→ Given problem
Give the number of lines that contain the string "Chemicals", please, and nothing else.

→ Information supplied

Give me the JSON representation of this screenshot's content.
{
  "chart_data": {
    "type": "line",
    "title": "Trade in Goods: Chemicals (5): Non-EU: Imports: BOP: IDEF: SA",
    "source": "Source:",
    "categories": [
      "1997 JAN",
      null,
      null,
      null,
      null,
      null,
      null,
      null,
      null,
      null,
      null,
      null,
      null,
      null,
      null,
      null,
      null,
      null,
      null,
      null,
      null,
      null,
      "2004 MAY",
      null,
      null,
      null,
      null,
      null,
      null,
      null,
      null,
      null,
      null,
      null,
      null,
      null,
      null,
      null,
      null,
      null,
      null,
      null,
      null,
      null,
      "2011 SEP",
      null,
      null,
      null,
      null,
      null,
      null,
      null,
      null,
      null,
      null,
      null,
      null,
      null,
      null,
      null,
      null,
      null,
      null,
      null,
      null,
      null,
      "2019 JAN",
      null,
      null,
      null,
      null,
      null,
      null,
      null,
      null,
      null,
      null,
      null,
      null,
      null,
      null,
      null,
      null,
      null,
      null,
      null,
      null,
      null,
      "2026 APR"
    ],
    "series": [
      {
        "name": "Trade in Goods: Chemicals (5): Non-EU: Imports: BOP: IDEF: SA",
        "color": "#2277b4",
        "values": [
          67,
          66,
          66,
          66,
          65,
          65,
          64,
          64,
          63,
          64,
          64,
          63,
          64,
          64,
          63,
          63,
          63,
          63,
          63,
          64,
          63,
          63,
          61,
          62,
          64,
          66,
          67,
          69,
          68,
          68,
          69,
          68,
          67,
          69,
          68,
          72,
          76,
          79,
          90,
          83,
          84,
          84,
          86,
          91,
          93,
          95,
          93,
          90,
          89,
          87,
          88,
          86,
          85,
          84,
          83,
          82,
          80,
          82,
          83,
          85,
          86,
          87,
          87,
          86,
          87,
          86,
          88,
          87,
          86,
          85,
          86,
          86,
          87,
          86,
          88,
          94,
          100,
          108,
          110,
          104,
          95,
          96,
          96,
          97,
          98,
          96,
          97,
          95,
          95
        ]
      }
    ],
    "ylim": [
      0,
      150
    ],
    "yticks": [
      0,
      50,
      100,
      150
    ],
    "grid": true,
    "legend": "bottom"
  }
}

---

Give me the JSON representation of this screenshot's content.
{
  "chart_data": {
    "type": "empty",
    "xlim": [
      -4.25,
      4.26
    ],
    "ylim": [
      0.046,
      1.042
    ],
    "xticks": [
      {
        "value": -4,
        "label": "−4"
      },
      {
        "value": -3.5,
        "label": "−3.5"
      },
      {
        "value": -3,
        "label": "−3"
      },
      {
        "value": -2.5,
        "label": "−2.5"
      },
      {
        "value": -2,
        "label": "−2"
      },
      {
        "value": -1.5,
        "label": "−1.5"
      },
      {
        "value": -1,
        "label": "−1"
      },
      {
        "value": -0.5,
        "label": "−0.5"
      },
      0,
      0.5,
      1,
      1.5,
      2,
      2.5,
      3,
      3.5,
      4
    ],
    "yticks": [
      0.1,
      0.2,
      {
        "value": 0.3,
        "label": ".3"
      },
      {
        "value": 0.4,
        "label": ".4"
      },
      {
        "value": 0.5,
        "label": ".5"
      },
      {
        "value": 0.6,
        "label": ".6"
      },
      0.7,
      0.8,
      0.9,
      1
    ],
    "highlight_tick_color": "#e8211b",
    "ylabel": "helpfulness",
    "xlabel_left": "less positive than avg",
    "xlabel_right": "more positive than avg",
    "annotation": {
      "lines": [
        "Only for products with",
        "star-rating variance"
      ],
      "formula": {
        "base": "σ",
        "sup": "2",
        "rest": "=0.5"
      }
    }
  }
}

--

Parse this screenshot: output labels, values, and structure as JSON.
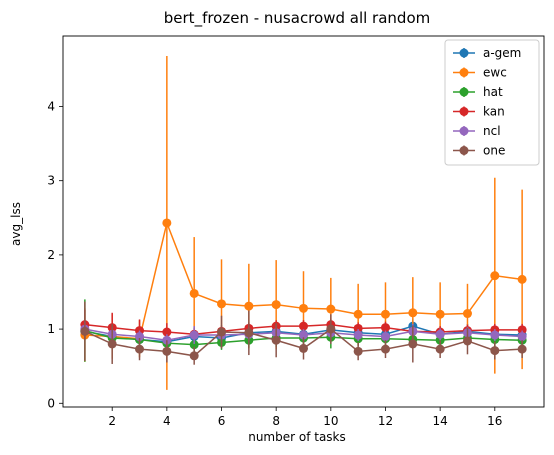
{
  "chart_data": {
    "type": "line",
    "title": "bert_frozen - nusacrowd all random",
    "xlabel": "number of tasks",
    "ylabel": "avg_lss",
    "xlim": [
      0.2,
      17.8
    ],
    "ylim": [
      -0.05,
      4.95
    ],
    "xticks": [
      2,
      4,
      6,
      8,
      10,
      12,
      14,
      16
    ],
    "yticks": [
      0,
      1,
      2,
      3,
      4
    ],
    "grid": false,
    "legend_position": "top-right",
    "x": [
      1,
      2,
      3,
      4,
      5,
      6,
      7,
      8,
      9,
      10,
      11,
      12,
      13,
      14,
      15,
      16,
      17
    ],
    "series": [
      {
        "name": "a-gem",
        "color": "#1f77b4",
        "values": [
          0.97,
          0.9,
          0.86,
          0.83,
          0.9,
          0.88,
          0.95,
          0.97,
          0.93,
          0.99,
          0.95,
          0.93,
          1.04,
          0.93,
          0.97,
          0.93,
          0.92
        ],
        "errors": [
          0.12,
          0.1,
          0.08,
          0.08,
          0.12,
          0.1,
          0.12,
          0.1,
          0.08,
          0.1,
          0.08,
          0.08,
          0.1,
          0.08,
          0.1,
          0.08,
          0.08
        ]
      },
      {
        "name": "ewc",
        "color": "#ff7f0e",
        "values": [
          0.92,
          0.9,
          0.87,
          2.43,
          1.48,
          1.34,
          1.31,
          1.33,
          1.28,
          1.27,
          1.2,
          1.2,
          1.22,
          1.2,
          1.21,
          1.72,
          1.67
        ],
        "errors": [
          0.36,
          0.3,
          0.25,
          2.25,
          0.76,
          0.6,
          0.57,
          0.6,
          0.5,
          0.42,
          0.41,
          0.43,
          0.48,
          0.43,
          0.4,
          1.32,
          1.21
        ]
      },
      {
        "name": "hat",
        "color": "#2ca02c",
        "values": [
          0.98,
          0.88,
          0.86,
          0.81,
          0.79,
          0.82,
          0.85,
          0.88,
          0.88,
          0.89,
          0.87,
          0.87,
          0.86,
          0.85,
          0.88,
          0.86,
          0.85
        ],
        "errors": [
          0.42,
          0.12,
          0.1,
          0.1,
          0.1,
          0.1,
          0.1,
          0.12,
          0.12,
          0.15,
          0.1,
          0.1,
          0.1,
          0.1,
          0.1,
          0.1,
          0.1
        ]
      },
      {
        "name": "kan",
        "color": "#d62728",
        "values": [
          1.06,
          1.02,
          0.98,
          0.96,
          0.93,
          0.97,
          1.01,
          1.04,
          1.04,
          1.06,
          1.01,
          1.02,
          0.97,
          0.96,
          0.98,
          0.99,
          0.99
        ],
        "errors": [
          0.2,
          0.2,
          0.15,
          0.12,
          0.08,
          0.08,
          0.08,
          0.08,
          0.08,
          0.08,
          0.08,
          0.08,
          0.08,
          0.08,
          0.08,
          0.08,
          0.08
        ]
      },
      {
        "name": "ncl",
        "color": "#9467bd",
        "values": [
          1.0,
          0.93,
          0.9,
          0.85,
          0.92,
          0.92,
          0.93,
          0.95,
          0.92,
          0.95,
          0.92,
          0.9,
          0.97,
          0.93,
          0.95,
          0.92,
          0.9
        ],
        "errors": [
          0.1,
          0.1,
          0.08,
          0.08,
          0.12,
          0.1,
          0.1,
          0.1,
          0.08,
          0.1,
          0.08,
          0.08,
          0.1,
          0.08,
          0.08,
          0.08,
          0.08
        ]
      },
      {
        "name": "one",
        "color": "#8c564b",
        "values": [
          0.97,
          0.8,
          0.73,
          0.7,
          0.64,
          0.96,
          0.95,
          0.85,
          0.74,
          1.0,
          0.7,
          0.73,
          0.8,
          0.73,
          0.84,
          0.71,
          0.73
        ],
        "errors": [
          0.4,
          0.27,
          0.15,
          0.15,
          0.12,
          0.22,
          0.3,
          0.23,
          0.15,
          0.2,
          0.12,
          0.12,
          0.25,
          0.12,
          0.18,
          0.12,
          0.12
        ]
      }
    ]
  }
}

→ Result
2